* Job
Your task is to copy every line of this material exactly.

* The input
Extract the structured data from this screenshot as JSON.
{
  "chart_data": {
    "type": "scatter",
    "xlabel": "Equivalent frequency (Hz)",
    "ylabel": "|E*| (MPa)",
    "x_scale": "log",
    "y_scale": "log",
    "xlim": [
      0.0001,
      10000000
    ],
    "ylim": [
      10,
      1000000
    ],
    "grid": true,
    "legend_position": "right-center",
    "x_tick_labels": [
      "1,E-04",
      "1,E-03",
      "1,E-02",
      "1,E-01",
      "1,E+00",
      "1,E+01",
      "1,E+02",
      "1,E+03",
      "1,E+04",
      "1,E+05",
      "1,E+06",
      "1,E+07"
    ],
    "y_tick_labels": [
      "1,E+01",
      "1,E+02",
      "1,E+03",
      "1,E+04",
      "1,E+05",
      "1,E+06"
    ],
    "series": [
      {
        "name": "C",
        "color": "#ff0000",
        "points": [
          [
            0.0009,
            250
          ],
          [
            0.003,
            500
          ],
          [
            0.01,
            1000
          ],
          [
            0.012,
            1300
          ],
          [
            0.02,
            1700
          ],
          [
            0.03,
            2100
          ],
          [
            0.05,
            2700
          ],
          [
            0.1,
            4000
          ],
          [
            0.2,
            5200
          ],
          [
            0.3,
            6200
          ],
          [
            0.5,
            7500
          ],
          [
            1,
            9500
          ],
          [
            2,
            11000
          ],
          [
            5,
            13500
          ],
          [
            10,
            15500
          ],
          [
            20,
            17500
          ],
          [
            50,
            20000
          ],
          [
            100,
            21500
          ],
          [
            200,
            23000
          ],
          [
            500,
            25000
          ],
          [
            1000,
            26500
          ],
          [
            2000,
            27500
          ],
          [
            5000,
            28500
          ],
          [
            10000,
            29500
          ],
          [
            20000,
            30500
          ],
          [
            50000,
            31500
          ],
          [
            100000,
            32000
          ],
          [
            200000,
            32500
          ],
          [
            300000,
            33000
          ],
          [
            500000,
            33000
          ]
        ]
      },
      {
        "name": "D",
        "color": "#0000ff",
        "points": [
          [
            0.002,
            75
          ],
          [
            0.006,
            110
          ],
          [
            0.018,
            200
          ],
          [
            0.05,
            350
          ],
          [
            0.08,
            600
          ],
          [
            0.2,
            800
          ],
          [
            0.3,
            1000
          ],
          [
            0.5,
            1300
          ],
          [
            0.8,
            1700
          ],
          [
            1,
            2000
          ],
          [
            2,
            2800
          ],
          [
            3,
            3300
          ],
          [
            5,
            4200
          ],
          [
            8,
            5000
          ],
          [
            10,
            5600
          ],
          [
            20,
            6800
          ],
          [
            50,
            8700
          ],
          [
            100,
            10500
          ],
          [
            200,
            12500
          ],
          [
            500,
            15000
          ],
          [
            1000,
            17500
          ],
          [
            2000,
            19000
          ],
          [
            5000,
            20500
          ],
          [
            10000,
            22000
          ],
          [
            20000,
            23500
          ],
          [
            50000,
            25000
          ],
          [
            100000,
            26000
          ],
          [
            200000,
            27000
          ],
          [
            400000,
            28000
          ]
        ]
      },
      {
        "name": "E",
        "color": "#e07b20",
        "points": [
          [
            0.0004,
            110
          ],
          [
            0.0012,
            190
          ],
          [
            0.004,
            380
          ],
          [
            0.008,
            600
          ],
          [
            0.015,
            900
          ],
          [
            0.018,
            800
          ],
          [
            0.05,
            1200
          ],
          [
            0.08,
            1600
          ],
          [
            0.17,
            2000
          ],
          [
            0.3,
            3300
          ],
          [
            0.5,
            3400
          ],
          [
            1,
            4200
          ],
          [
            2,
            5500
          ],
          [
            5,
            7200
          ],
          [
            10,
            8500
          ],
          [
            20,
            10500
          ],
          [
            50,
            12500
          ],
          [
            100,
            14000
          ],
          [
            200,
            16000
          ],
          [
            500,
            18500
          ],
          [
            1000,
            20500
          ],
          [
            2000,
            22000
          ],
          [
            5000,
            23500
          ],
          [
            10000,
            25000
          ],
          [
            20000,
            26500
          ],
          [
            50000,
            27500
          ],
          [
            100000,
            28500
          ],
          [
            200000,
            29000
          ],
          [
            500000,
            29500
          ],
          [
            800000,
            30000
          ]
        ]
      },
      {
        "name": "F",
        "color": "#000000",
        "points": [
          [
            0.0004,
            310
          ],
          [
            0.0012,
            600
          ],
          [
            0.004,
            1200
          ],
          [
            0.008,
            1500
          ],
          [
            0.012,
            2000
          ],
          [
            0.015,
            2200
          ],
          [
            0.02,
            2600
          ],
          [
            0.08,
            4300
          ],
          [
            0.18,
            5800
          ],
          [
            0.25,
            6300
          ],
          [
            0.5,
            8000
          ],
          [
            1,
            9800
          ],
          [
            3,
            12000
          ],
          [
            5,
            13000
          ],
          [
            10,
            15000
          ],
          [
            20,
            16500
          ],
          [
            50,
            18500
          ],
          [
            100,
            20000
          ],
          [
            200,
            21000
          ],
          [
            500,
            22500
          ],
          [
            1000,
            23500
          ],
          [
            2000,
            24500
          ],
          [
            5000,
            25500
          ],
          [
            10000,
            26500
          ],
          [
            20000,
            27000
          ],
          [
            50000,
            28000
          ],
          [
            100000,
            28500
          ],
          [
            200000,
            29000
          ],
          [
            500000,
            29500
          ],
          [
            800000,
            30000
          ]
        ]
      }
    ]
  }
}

* Answer
Extract the structured data from this screenshot as JSON.
{
  "chart_data": {
    "type": "scatter",
    "xlabel": "Equivalent frequency (Hz)",
    "ylabel": "|E*| (MPa)",
    "x_scale": "log",
    "y_scale": "log",
    "xlim": [
      0.0001,
      10000000
    ],
    "ylim": [
      10,
      1000000
    ],
    "grid": true,
    "legend_position": "right-center",
    "x_tick_labels": [
      "1,E-04",
      "1,E-03",
      "1,E-02",
      "1,E-01",
      "1,E+00",
      "1,E+01",
      "1,E+02",
      "1,E+03",
      "1,E+04",
      "1,E+05",
      "1,E+06",
      "1,E+07"
    ],
    "y_tick_labels": [
      "1,E+01",
      "1,E+02",
      "1,E+03",
      "1,E+04",
      "1,E+05",
      "1,E+06"
    ],
    "series": [
      {
        "name": "C",
        "color": "#ff0000",
        "points": [
          [
            0.0009,
            250
          ],
          [
            0.003,
            500
          ],
          [
            0.01,
            1000
          ],
          [
            0.012,
            1300
          ],
          [
            0.02,
            1700
          ],
          [
            0.03,
            2100
          ],
          [
            0.05,
            2700
          ],
          [
            0.1,
            4000
          ],
          [
            0.2,
            5200
          ],
          [
            0.3,
            6200
          ],
          [
            0.5,
            7500
          ],
          [
            1,
            9500
          ],
          [
            2,
            11000
          ],
          [
            5,
            13500
          ],
          [
            10,
            15500
          ],
          [
            20,
            17500
          ],
          [
            50,
            20000
          ],
          [
            100,
            21500
          ],
          [
            200,
            23000
          ],
          [
            500,
            25000
          ],
          [
            1000,
            26500
          ],
          [
            2000,
            27500
          ],
          [
            5000,
            28500
          ],
          [
            10000,
            29500
          ],
          [
            20000,
            30500
          ],
          [
            50000,
            31500
          ],
          [
            100000,
            32000
          ],
          [
            200000,
            32500
          ],
          [
            300000,
            33000
          ],
          [
            500000,
            33000
          ]
        ]
      },
      {
        "name": "D",
        "color": "#0000ff",
        "points": [
          [
            0.002,
            75
          ],
          [
            0.006,
            110
          ],
          [
            0.018,
            200
          ],
          [
            0.05,
            350
          ],
          [
            0.08,
            600
          ],
          [
            0.2,
            800
          ],
          [
            0.3,
            1000
          ],
          [
            0.5,
            1300
          ],
          [
            0.8,
            1700
          ],
          [
            1,
            2000
          ],
          [
            2,
            2800
          ],
          [
            3,
            3300
          ],
          [
            5,
            4200
          ],
          [
            8,
            5000
          ],
          [
            10,
            5600
          ],
          [
            20,
            6800
          ],
          [
            50,
            8700
          ],
          [
            100,
            10500
          ],
          [
            200,
            12500
          ],
          [
            500,
            15000
          ],
          [
            1000,
            17500
          ],
          [
            2000,
            19000
          ],
          [
            5000,
            20500
          ],
          [
            10000,
            22000
          ],
          [
            20000,
            23500
          ],
          [
            50000,
            25000
          ],
          [
            100000,
            26000
          ],
          [
            200000,
            27000
          ],
          [
            400000,
            28000
          ]
        ]
      },
      {
        "name": "E",
        "color": "#e07b20",
        "points": [
          [
            0.0004,
            110
          ],
          [
            0.0012,
            190
          ],
          [
            0.004,
            380
          ],
          [
            0.008,
            600
          ],
          [
            0.015,
            900
          ],
          [
            0.018,
            800
          ],
          [
            0.05,
            1200
          ],
          [
            0.08,
            1600
          ],
          [
            0.17,
            2000
          ],
          [
            0.3,
            3300
          ],
          [
            0.5,
            3400
          ],
          [
            1,
            4200
          ],
          [
            2,
            5500
          ],
          [
            5,
            7200
          ],
          [
            10,
            8500
          ],
          [
            20,
            10500
          ],
          [
            50,
            12500
          ],
          [
            100,
            14000
          ],
          [
            200,
            16000
          ],
          [
            500,
            18500
          ],
          [
            1000,
            20500
          ],
          [
            2000,
            22000
          ],
          [
            5000,
            23500
          ],
          [
            10000,
            25000
          ],
          [
            20000,
            26500
          ],
          [
            50000,
            27500
          ],
          [
            100000,
            28500
          ],
          [
            200000,
            29000
          ],
          [
            500000,
            29500
          ],
          [
            800000,
            30000
          ]
        ]
      },
      {
        "name": "F",
        "color": "#000000",
        "points": [
          [
            0.0004,
            310
          ],
          [
            0.0012,
            600
          ],
          [
            0.004,
            1200
          ],
          [
            0.008,
            1500
          ],
          [
            0.012,
            2000
          ],
          [
            0.015,
            2200
          ],
          [
            0.02,
            2600
          ],
          [
            0.08,
            4300
          ],
          [
            0.18,
            5800
          ],
          [
            0.25,
            6300
          ],
          [
            0.5,
            8000
          ],
          [
            1,
            9800
          ],
          [
            3,
            12000
          ],
          [
            5,
            13000
          ],
          [
            10,
            15000
          ],
          [
            20,
            16500
          ],
          [
            50,
            18500
          ],
          [
            100,
            20000
          ],
          [
            200,
            21000
          ],
          [
            500,
            22500
          ],
          [
            1000,
            23500
          ],
          [
            2000,
            24500
          ],
          [
            5000,
            25500
          ],
          [
            10000,
            26500
          ],
          [
            20000,
            27000
          ],
          [
            50000,
            28000
          ],
          [
            100000,
            28500
          ],
          [
            200000,
            29000
          ],
          [
            500000,
            29500
          ],
          [
            800000,
            30000
          ]
        ]
      }
    ]
  }
}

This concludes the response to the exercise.